Recharging the Batteries of Whiteness: Trump's New Racial Identity Politics
This piece first appeared in Truthout.
The US intellectual class has failed to understand the racism at the core of Trump's political project. The discussion is focused on two questions: Are Trump voters decent, salt-of-the-earth workers protesting their economic insecurity, or hate-filled Archie Bunkers? Are his transition appointments hateful bigots or mainstream conservatives?
What both questions obscure is that white supremacy is a social and political system, not simply a matter of individual attitudes. It is sustained not by barroom bigots but by millions of daily acts of complicity on the part of ordinary people — in New York City and San Francisco as much as in Alabama, and among wealthy elites as much as the rural poor. As Frantz Fanon wrote: "A given society is racist, or it is not." Questioning whether one region or class is more racist than another is the product of people "incapable of straight thinking."
Thinking of racism only in terms of hateful and ignorant individuals is convenient for well-off liberals as it enables the issue to be ascribed to people poorer or less sophisticated than themselves. It is also reassuring because it makes us feel like we know what racism is: after all, haven't we seen it on television newsreels of the Deep South in the 1950s?

## [Excerpted records]
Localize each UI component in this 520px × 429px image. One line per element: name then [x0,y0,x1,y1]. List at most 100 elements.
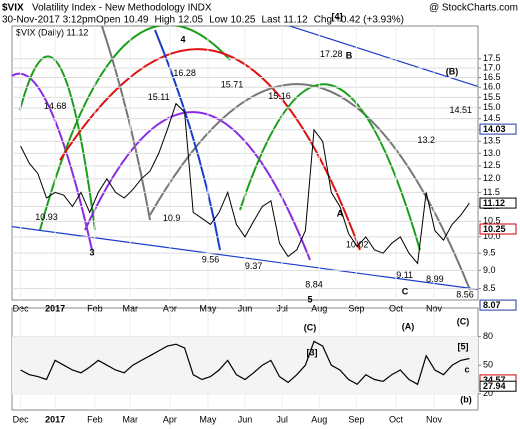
y-tick-label: 13.5 [483,136,501,146]
y-tick-label: 11.5 [483,187,500,197]
x-tick-label: Oct [389,414,404,424]
extreme-label: 15.16 [268,91,291,101]
y-tick-label: 14.5 [483,113,501,123]
arc [39,26,231,231]
last-value-box [479,197,517,209]
change: +0.42 (+3.93%) [335,15,404,26]
extreme-label: 9.37 [245,261,263,271]
arc [84,111,311,261]
quote-label: Last [262,15,281,26]
x-tick-label: Nov [426,414,443,424]
y-tick-label: 15.0 [483,102,501,112]
x-tick-label: Feb [87,414,103,424]
extreme-label: 15.11 [148,92,170,102]
arc [100,26,151,221]
extreme-label: 9.56 [202,255,220,265]
quote-value: 10.25 [230,15,255,26]
quote-label: Low [209,15,228,26]
extreme-label: 14.51 [449,105,472,115]
extreme-label: 16.28 [173,68,196,78]
arc [154,29,221,251]
wave-label: (A) [402,321,415,331]
y-tick-label: 17.5 [483,53,501,63]
y-tick-label: 12.0 [483,173,501,183]
extreme-label: 10.9 [163,213,181,223]
wave-label: B [346,50,353,60]
y-tick-label: 9.0 [483,265,496,275]
x-tick-label: Apr [163,414,177,424]
y-tick-label: 9.5 [483,248,496,258]
last-value-label: 8.07 [483,300,501,310]
wave-label: [3] [307,347,318,357]
wave-label: 5 [307,294,312,304]
last-value-box [479,223,517,235]
rsi-band [12,336,478,394]
extreme-label: 14.68 [44,101,67,111]
quote-value: 10.49 [123,15,148,26]
quote-value: 11.12 [283,15,308,26]
x-tick-label: May [199,414,217,424]
quote-value: 12.05 [178,15,203,26]
extreme-label: 10.02 [346,240,369,250]
y-tick-label: 13.0 [483,148,501,158]
wave-label: 4 [180,34,185,44]
series-line [20,102,470,265]
quote: Open 10.49 High 12.05 Low 10.25 Last 11.12 Chg +0… [96,15,404,26]
y-tick-label: 50 [483,360,493,370]
source: @ StockCharts.com [429,3,518,14]
symbol: $VIX [2,3,24,14]
extreme-label: 15.71 [221,80,244,90]
y-tick-label: 10.0 [483,231,501,241]
extreme-label: 8.56 [456,290,474,300]
last-value-label: 11.12 [483,198,505,208]
y-tick-label: 16.0 [483,82,501,92]
last-value-box [479,123,517,135]
wave-label: (C) [457,316,470,326]
extreme-label: 17.28 [320,49,343,59]
y-tick-label: 10.5 [483,216,501,226]
y-tick-label: 15.5 [483,92,501,102]
x-tick-label: Jun [238,414,253,424]
last-value-label: 27.94 [483,381,506,391]
extreme-label: 13.2 [417,135,435,145]
wave-label: (C) [304,322,317,332]
last-value-box [479,380,517,392]
x-tick-label: Dec [13,414,30,424]
change-label: Chg [314,15,332,26]
y-tick-label: 17.0 [483,62,501,72]
y-tick-label: 80 [483,331,493,341]
x-tick-label: Mar [122,414,138,424]
arc [19,55,96,231]
arc [239,83,421,251]
quote-label: High [155,15,176,26]
y-tick-label: 16.5 [483,72,501,82]
legend: $VIX (Daily) 11.12 [16,27,88,37]
wave-label: (b) [460,394,472,404]
arc [59,48,361,251]
y-tick-label: 20 [483,388,493,398]
wave-label: A [337,208,344,218]
y-tick-label: 8.5 [483,283,496,293]
last-value-box [479,299,517,311]
extreme-label: 9.11 [396,270,413,280]
x-tick-label: Jul [276,414,288,424]
date: 30-Nov-2017 3:12pm [2,15,96,26]
y-tick-label: 12.5 [483,160,501,170]
extreme-label: 8.99 [426,274,444,284]
extreme-label: 10.93 [35,212,58,222]
last-value-label: 34.57 [483,375,506,385]
wave-label: C [402,286,409,296]
last-value-label: 10.25 [483,224,506,234]
series-line [20,340,470,386]
quote-label: Open [96,15,120,26]
trend-line [287,26,478,88]
x-tick-label: Aug [311,414,327,424]
last-value-label: 14.03 [483,124,506,134]
wave-label: [4] [332,11,343,21]
wave-label: 3 [89,247,94,257]
index-name: Volatility Index - New Methodology INDX [32,3,212,14]
wave-label: (B) [446,66,459,76]
wave-label: c [464,364,469,374]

## [Problems to work on]
A – Answer these questions from the article on Trump's racial identity politics:
(i) In which outlet did the article first appear?
(ii) Whom does the article quote as writing "A given society is racist, or it is not."?
(iii) According to the article, what newsreels of which region and decade make people feel they know what racism is?
B – From the listing, copy the line containing "y-tick-label: 13.5 [483,136,501,146]" and each line after it, up to and including the line containing "extreme-label: 15.11 [148,92,170,102]".

## [Results by task]
A –
(i) Truthout.
(ii) Frantz Fanon.
(iii) Television newsreels of the Deep South in the 1950s.

B –
y-tick-label: 13.5 [483,136,501,146]
y-tick-label: 11.5 [483,187,500,197]
x-tick-label: Oct [389,414,404,424]
extreme-label: 15.16 [268,91,291,101]
y-tick-label: 14.5 [483,113,501,123]
arc [39,26,231,231]
last-value-box [479,197,517,209]
change: +0.42 (+3.93%) [335,15,404,26]
extreme-label: 9.37 [245,261,263,271]
arc [84,111,311,261]
quote-label: Last [262,15,281,26]
x-tick-label: Nov [426,414,443,424]
y-tick-label: 15.0 [483,102,501,112]
x-tick-label: Feb [87,414,103,424]
extreme-label: 15.11 [148,92,170,102]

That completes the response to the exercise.